Transcribe the whole listing without a single picture.

※

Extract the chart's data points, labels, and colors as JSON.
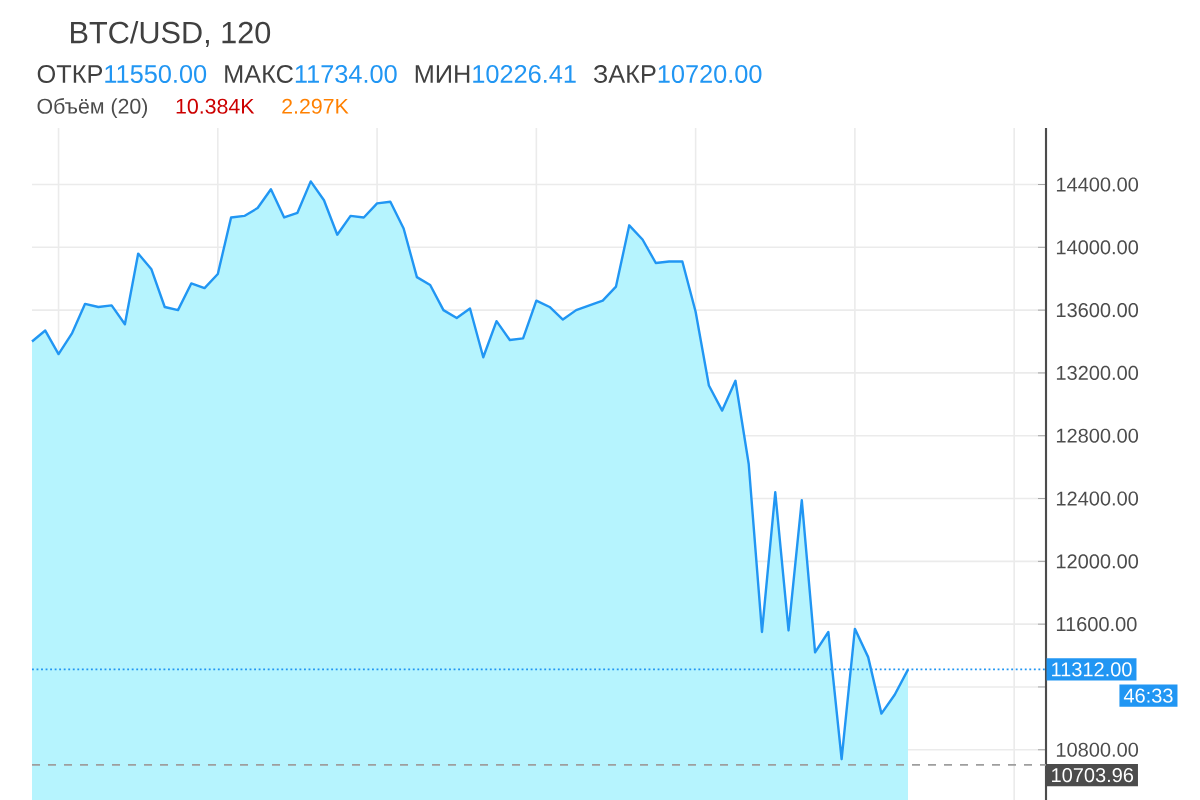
{
  "chart_data": {
    "type": "area",
    "title": "BTC/USD, 120",
    "annotations": [
      "ОТКР",
      "11550.00",
      "МАКС",
      "11734.00",
      "МИН",
      "10226.41",
      "ЗАКР",
      "10720.00",
      "Объём (20)",
      "10.384K",
      "2.297K",
      "46:33"
    ],
    "categories": [
      null,
      null,
      null,
      null,
      null,
      null,
      null,
      null,
      null,
      null,
      null,
      null,
      null,
      null,
      null,
      null,
      null,
      null,
      null,
      null,
      null,
      null,
      null,
      null,
      null,
      null,
      null,
      null,
      null,
      null,
      null,
      null,
      null,
      null,
      null,
      null,
      null,
      null,
      null,
      null,
      null,
      null,
      null,
      null,
      null,
      null,
      null,
      null,
      null,
      null,
      null,
      null,
      null,
      null,
      null,
      null,
      null,
      null,
      null,
      null,
      null,
      null,
      null,
      null,
      null,
      null,
      null
    ],
    "series": [
      {
        "color": "#2196f3",
        "values": [
          13400,
          13470,
          13320,
          13450,
          13640,
          13620,
          13630,
          13510,
          13960,
          13860,
          13620,
          13600,
          13770,
          13740,
          13830,
          14190,
          14200,
          14250,
          14370,
          14190,
          14220,
          14420,
          14300,
          14080,
          14200,
          14190,
          14280,
          14290,
          14120,
          13810,
          13760,
          13600,
          13550,
          13610,
          13300,
          13530,
          13410,
          13420,
          13660,
          13620,
          13540,
          13600,
          13630,
          13660,
          13750,
          14140,
          14050,
          13900,
          13910,
          13910,
          13590,
          13120,
          12960,
          13150,
          12620,
          11550,
          12440,
          11560,
          12390,
          11420,
          11550,
          10740,
          11570,
          11390,
          11030,
          11150,
          11310
        ]
      }
    ],
    "ylim": [
      10480,
      14760
    ],
    "yticks": [
      {
        "value": 10800,
        "label": "10800.00"
      },
      {
        "value": 11200,
        "label": null
      },
      {
        "value": 11600,
        "label": "11600.00"
      },
      {
        "value": 12000,
        "label": "12000.00"
      },
      {
        "value": 12400,
        "label": "12400.00"
      },
      {
        "value": 12800,
        "label": "12800.00"
      },
      {
        "value": 13200,
        "label": "13200.00"
      },
      {
        "value": 13600,
        "label": "13600.00"
      },
      {
        "value": 14000,
        "label": "14000.00"
      },
      {
        "value": 14400,
        "label": "14400.00"
      }
    ],
    "ref_lines": [
      {
        "axis": "y",
        "value": 11312,
        "label": "11312.00",
        "color": "#2196f3",
        "line_style": "dotted"
      },
      {
        "axis": "y",
        "value": 10703.96,
        "label": "10703.96",
        "color": "#9e9e9e",
        "line_style": "dashed"
      }
    ],
    "grid": true,
    "tick_labels": "y"
  }
}
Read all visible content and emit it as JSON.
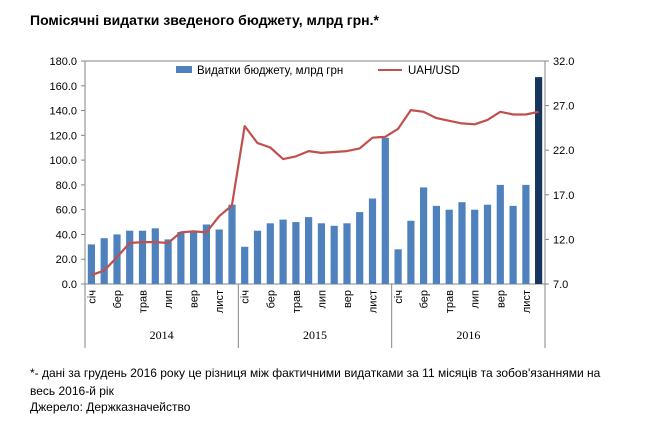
{
  "title": "Помісячні видатки зведеного бюджету, млрд грн.*",
  "footnote": "*- дані за грудень 2016 року це різниця між фактичними видатками за 11 місяців та зобов'язаннями на весь 2016-й рік",
  "source": "Джерело: Держказначейство",
  "chart_data": {
    "type": "bar",
    "title": "Помісячні видатки зведеного бюджету, млрд грн.*",
    "legend_position": "top",
    "grid": false,
    "month_labels": [
      "січ",
      "",
      "бер",
      "",
      "трав",
      "",
      "лип",
      "",
      "вер",
      "",
      "лист",
      ""
    ],
    "years": [
      "2014",
      "2015",
      "2016"
    ],
    "ylim_left": [
      0,
      180
    ],
    "yticks_left": [
      "0.0",
      "20.0",
      "40.0",
      "60.0",
      "80.0",
      "100.0",
      "120.0",
      "140.0",
      "160.0",
      "180.0"
    ],
    "ylim_right": [
      7,
      32
    ],
    "yticks_right": [
      "7.0",
      "12.0",
      "17.0",
      "22.0",
      "27.0",
      "32.0"
    ],
    "series": [
      {
        "name": "Видатки бюджету, млрд грн",
        "type": "bar",
        "axis": "left",
        "color": "#4f81bd",
        "highlight_color": "#17365d",
        "values": [
          32,
          37,
          40,
          43,
          43,
          45,
          36,
          42,
          42,
          48,
          44,
          64,
          30,
          43,
          49,
          52,
          50,
          54,
          49,
          47,
          49,
          58,
          69,
          118,
          28,
          51,
          78,
          63,
          60,
          66,
          60,
          64,
          80,
          63,
          80,
          167
        ]
      },
      {
        "name": "UAH/USD",
        "type": "line",
        "axis": "right",
        "color": "#c0504d",
        "values": [
          8.0,
          8.5,
          10.0,
          11.6,
          11.7,
          11.7,
          11.6,
          12.8,
          12.9,
          12.8,
          14.6,
          15.8,
          24.7,
          22.8,
          22.3,
          21.0,
          21.3,
          21.9,
          21.7,
          21.8,
          21.9,
          22.2,
          23.4,
          23.5,
          24.4,
          26.5,
          26.3,
          25.6,
          25.3,
          25.0,
          24.9,
          25.4,
          26.3,
          26.0,
          26.0,
          26.3
        ]
      }
    ]
  }
}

※

--- Answer to this problem ---
Extract the chart's data points, labels, and colors as JSON.
{
  "chart_data": {
    "type": "area",
    "title": "BTC/USD, 120",
    "annotations": [
      "ОТКР",
      "11550.00",
      "МАКС",
      "11734.00",
      "МИН",
      "10226.41",
      "ЗАКР",
      "10720.00",
      "Объём (20)",
      "10.384K",
      "2.297K",
      "46:33"
    ],
    "categories": [
      null,
      null,
      null,
      null,
      null,
      null,
      null,
      null,
      null,
      null,
      null,
      null,
      null,
      null,
      null,
      null,
      null,
      null,
      null,
      null,
      null,
      null,
      null,
      null,
      null,
      null,
      null,
      null,
      null,
      null,
      null,
      null,
      null,
      null,
      null,
      null,
      null,
      null,
      null,
      null,
      null,
      null,
      null,
      null,
      null,
      null,
      null,
      null,
      null,
      null,
      null,
      null,
      null,
      null,
      null,
      null,
      null,
      null,
      null,
      null,
      null,
      null,
      null,
      null,
      null,
      null,
      null
    ],
    "series": [
      {
        "color": "#2196f3",
        "values": [
          13400,
          13470,
          13320,
          13450,
          13640,
          13620,
          13630,
          13510,
          13960,
          13860,
          13620,
          13600,
          13770,
          13740,
          13830,
          14190,
          14200,
          14250,
          14370,
          14190,
          14220,
          14420,
          14300,
          14080,
          14200,
          14190,
          14280,
          14290,
          14120,
          13810,
          13760,
          13600,
          13550,
          13610,
          13300,
          13530,
          13410,
          13420,
          13660,
          13620,
          13540,
          13600,
          13630,
          13660,
          13750,
          14140,
          14050,
          13900,
          13910,
          13910,
          13590,
          13120,
          12960,
          13150,
          12620,
          11550,
          12440,
          11560,
          12390,
          11420,
          11550,
          10740,
          11570,
          11390,
          11030,
          11150,
          11310
        ]
      }
    ],
    "ylim": [
      10480,
      14760
    ],
    "yticks": [
      {
        "value": 10800,
        "label": "10800.00"
      },
      {
        "value": 11200,
        "label": null
      },
      {
        "value": 11600,
        "label": "11600.00"
      },
      {
        "value": 12000,
        "label": "12000.00"
      },
      {
        "value": 12400,
        "label": "12400.00"
      },
      {
        "value": 12800,
        "label": "12800.00"
      },
      {
        "value": 13200,
        "label": "13200.00"
      },
      {
        "value": 13600,
        "label": "13600.00"
      },
      {
        "value": 14000,
        "label": "14000.00"
      },
      {
        "value": 14400,
        "label": "14400.00"
      }
    ],
    "ref_lines": [
      {
        "axis": "y",
        "value": 11312,
        "label": "11312.00",
        "color": "#2196f3",
        "line_style": "dotted"
      },
      {
        "axis": "y",
        "value": 10703.96,
        "label": "10703.96",
        "color": "#9e9e9e",
        "line_style": "dashed"
      }
    ],
    "grid": true,
    "tick_labels": "y"
  }
}
Read all visible content and emit it as JSON.
{
  "title": "Помісячні видатки зведеного бюджету, млрд грн.*",
  "footnote": "*- дані за грудень 2016 року це різниця між фактичними видатками за 11 місяців та зобов'язаннями на весь 2016-й рік",
  "source": "Джерело: Держказначейство",
  "chart_data": {
    "type": "bar",
    "title": "Помісячні видатки зведеного бюджету, млрд грн.*",
    "legend_position": "top",
    "grid": false,
    "month_labels": [
      "січ",
      "",
      "бер",
      "",
      "трав",
      "",
      "лип",
      "",
      "вер",
      "",
      "лист",
      ""
    ],
    "years": [
      "2014",
      "2015",
      "2016"
    ],
    "ylim_left": [
      0,
      180
    ],
    "yticks_left": [
      "0.0",
      "20.0",
      "40.0",
      "60.0",
      "80.0",
      "100.0",
      "120.0",
      "140.0",
      "160.0",
      "180.0"
    ],
    "ylim_right": [
      7,
      32
    ],
    "yticks_right": [
      "7.0",
      "12.0",
      "17.0",
      "22.0",
      "27.0",
      "32.0"
    ],
    "series": [
      {
        "name": "Видатки бюджету, млрд грн",
        "type": "bar",
        "axis": "left",
        "color": "#4f81bd",
        "highlight_color": "#17365d",
        "values": [
          32,
          37,
          40,
          43,
          43,
          45,
          36,
          42,
          42,
          48,
          44,
          64,
          30,
          43,
          49,
          52,
          50,
          54,
          49,
          47,
          49,
          58,
          69,
          118,
          28,
          51,
          78,
          63,
          60,
          66,
          60,
          64,
          80,
          63,
          80,
          167
        ]
      },
      {
        "name": "UAH/USD",
        "type": "line",
        "axis": "right",
        "color": "#c0504d",
        "values": [
          8.0,
          8.5,
          10.0,
          11.6,
          11.7,
          11.7,
          11.6,
          12.8,
          12.9,
          12.8,
          14.6,
          15.8,
          24.7,
          22.8,
          22.3,
          21.0,
          21.3,
          21.9,
          21.7,
          21.8,
          21.9,
          22.2,
          23.4,
          23.5,
          24.4,
          26.5,
          26.3,
          25.6,
          25.3,
          25.0,
          24.9,
          25.4,
          26.3,
          26.0,
          26.0,
          26.3
        ]
      }
    ]
  }
}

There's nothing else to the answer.